══ Provided information ══

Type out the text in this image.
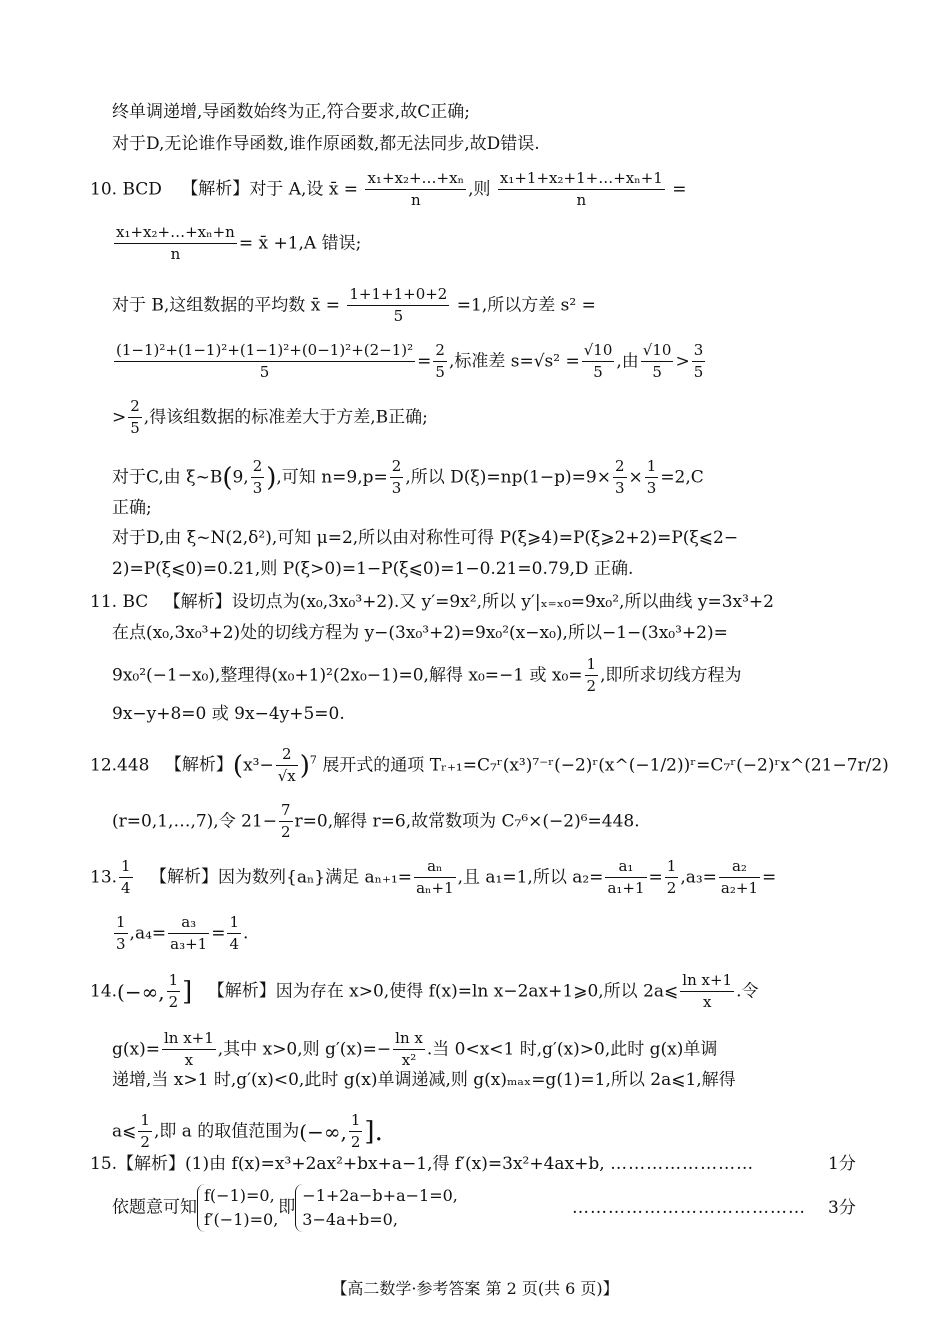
终单调递增,导函数始终为正,符合要求,故C正确;
对于D,无论谁作导函数,谁作原函数,都无法同步,故D错误.
10. BCD 【解析】对于 A,设 x̄ = $\frac{\text{x₁+x₂+…+xₙ}}{n}$ ,则 $\frac{\text{x₁+1+x₂+1+…+xₙ+1}}{n}$ =
$\frac{\text{x₁+x₂+…+xₙ+n}}{n}$ = x̄ +1,A 错误;
对于 B,这组数据的平均数 x̄ = $\frac{1+1+1+0+2}{5} =1$,所以方差 s² =
$\frac{\text{(1−1)²+(1−1)²+(1−1)²+(0−1)²+(2−1)²}}{5} = \frac{2}{5}$ ,标准差 $s=√s^2 = \frac{√10}{5}$ ,由 $\frac{√10}{5} > \frac{3}{5}$
> $\frac{2}{5}$ ,得该组数据的标准差大于方差,B正确;
对于C,由 ξ~B(9, $\frac{2}{3}$ ),可知 $n=9,p= \frac{2}{3}$ ,所以 $D(\xi)=np(1-p)=9\times \frac{2}{3} \times \frac{1}{3} =2,C$
正确;
对于D,由 ξ~N(2,δ²),可知 μ=2,所以由对称性可得 P(ξ⩾4)=P(ξ⩾2+2)=P(ξ⩽2−
2)=P(ξ⩽0)=0.21,则 P(ξ>0)=1−P(ξ⩽0)=1−0.21=0.79,D 正确.
11. BC 【解析】设切点为(x₀,3x₀³+2).又 y′=9x²,所以 y′|ₓ₌ₓ₀=9x₀²,所以曲线 y=3x³+2
在点(x₀,3x₀³+2)处的切线方程为 y−(3x₀³+2)=9x₀²(x−x₀),所以−1−(3x₀³+2)=
9x₀²(−1−x₀),整理得(x₀+1)²(2x₀−1)=0,解得 x₀=−1 或 $x_0= \frac{1}{2}$ ,即所求切线方程为
9x−y+8=0 或 9x−4y+5=0.
12.448 【解析】$(x^3- \frac{2}{√x} )^7$ 展开式的通项 Tᵣ₊₁=C₇ʳ(x³)⁷⁻ʳ(−2)ʳ(x^(−1/2))ʳ=C₇ʳ(−2)ʳx^(21−7r/2)
(r=0,1,…,7),令 $21- \frac{7}{2} r=0$,解得 r=6,故常数项为 C₇⁶×(−2)⁶=448.
13. $\frac{1}{4}$ 【解析】因为数列{aₙ}满足 $a_{n+1}= \frac{\text{aₙ}}{\text{aₙ+1}}$ ,且 a₁=1,所以 $a_2= \frac{\text{a₁}}{\text{a₁+1}} = \frac{1}{2} ,a_3= \frac{\text{a₂}}{\text{a₂+1}}$ =
$\frac{1}{3} ,a_4= \frac{\text{a₃}}{\text{a₃+1}} = \frac{1}{4}$ .
14.(−∞, $\frac{1}{2}$ ] 【解析】因为存在 x>0,使得 f(x)=ln x−2ax+1⩾0,所以 2a⩽ $\frac{\text{ln x+1}}{x}$ .令
$g(x)= \frac{\text{ln x+1}}{x}$ ,其中 x>0,则 $g'(x)=- \frac{\text{ln x}}{\text{x²}}$ .当 0<x<1 时,g′(x)>0,此时 g(x)单调
递增,当 x>1 时,g′(x)<0,此时 g(x)单调递减,则 g(x)ₘₐₓ=g(1)=1,所以 2a⩽1,解得
a⩽ $\frac{1}{2}$ ,即 a 的取值范围为(−∞, $\frac{1}{2}$ ].
15.【解析】(1)由 f(x)=x³+2ax²+bx+a−1,得 f′(x)=3x²+4ax+b, ……………………	1分
依题意可知
f(−1)=0,
f′(−1)=0,
即
−1+2a−b+a−1=0,
3−4a+b=0,
………………………………… 3分
【高二数学·参考答案 第 2 页(共 6 页)】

═══

* [Direction]: Copy the material shown above in full and exactly. Skip the pictures.

* [The answer]:
Type out the text in this image.
终单调递增,导函数始终为正,符合要求,故C正确;
对于D,无论谁作导函数,谁作原函数,都无法同步,故D错误.
10. BCD 【解析】对于 A,设 x̄ = $\frac{\text{x₁+x₂+…+xₙ}}{n}$ ,则 $\frac{\text{x₁+1+x₂+1+…+xₙ+1}}{n}$ =
$\frac{\text{x₁+x₂+…+xₙ+n}}{n}$ = x̄ +1,A 错误;
对于 B,这组数据的平均数 x̄ = $\frac{1+1+1+0+2}{5} =1$,所以方差 s² =
$\frac{\text{(1−1)²+(1−1)²+(1−1)²+(0−1)²+(2−1)²}}{5} = \frac{2}{5}$ ,标准差 $s=√s^2 = \frac{√10}{5}$ ,由 $\frac{√10}{5} > \frac{3}{5}$
> $\frac{2}{5}$ ,得该组数据的标准差大于方差,B正确;
对于C,由 ξ~B(9, $\frac{2}{3}$ ),可知 $n=9,p= \frac{2}{3}$ ,所以 $D(\xi)=np(1-p)=9\times \frac{2}{3} \times \frac{1}{3} =2,C$
正确;
对于D,由 ξ~N(2,δ²),可知 μ=2,所以由对称性可得 P(ξ⩾4)=P(ξ⩾2+2)=P(ξ⩽2−
2)=P(ξ⩽0)=0.21,则 P(ξ>0)=1−P(ξ⩽0)=1−0.21=0.79,D 正确.
11. BC 【解析】设切点为(x₀,3x₀³+2).又 y′=9x²,所以 y′|ₓ₌ₓ₀=9x₀²,所以曲线 y=3x³+2
在点(x₀,3x₀³+2)处的切线方程为 y−(3x₀³+2)=9x₀²(x−x₀),所以−1−(3x₀³+2)=
9x₀²(−1−x₀),整理得(x₀+1)²(2x₀−1)=0,解得 x₀=−1 或 $x_0= \frac{1}{2}$ ,即所求切线方程为
9x−y+8=0 或 9x−4y+5=0.
12.448 【解析】$(x^3- \frac{2}{√x} )^7$ 展开式的通项 Tᵣ₊₁=C₇ʳ(x³)⁷⁻ʳ(−2)ʳ(x^(−1/2))ʳ=C₇ʳ(−2)ʳx^(21−7r/2)
(r=0,1,…,7),令 $21- \frac{7}{2} r=0$,解得 r=6,故常数项为 C₇⁶×(−2)⁶=448.
13. $\frac{1}{4}$ 【解析】因为数列{aₙ}满足 $a_{n+1}= \frac{\text{aₙ}}{\text{aₙ+1}}$ ,且 a₁=1,所以 $a_2= \frac{\text{a₁}}{\text{a₁+1}} = \frac{1}{2} ,a_3= \frac{\text{a₂}}{\text{a₂+1}}$ =
$\frac{1}{3} ,a_4= \frac{\text{a₃}}{\text{a₃+1}} = \frac{1}{4}$ .
14.(−∞, $\frac{1}{2}$ ] 【解析】因为存在 x>0,使得 f(x)=ln x−2ax+1⩾0,所以 2a⩽ $\frac{\text{ln x+1}}{x}$ .令
$g(x)= \frac{\text{ln x+1}}{x}$ ,其中 x>0,则 $g'(x)=- \frac{\text{ln x}}{\text{x²}}$ .当 0<x<1 时,g′(x)>0,此时 g(x)单调
递增,当 x>1 时,g′(x)<0,此时 g(x)单调递减,则 g(x)ₘₐₓ=g(1)=1,所以 2a⩽1,解得
a⩽ $\frac{1}{2}$ ,即 a 的取值范围为(−∞, $\frac{1}{2}$ ].
15.【解析】(1)由 f(x)=x³+2ax²+bx+a−1,得 f′(x)=3x²+4ax+b, ……………………	1分
依题意可知
f(−1)=0,
f′(−1)=0,
即
−1+2a−b+a−1=0,
3−4a+b=0,
………………………………… 3分
【高二数学·参考答案 第 2 页(共 6 页)】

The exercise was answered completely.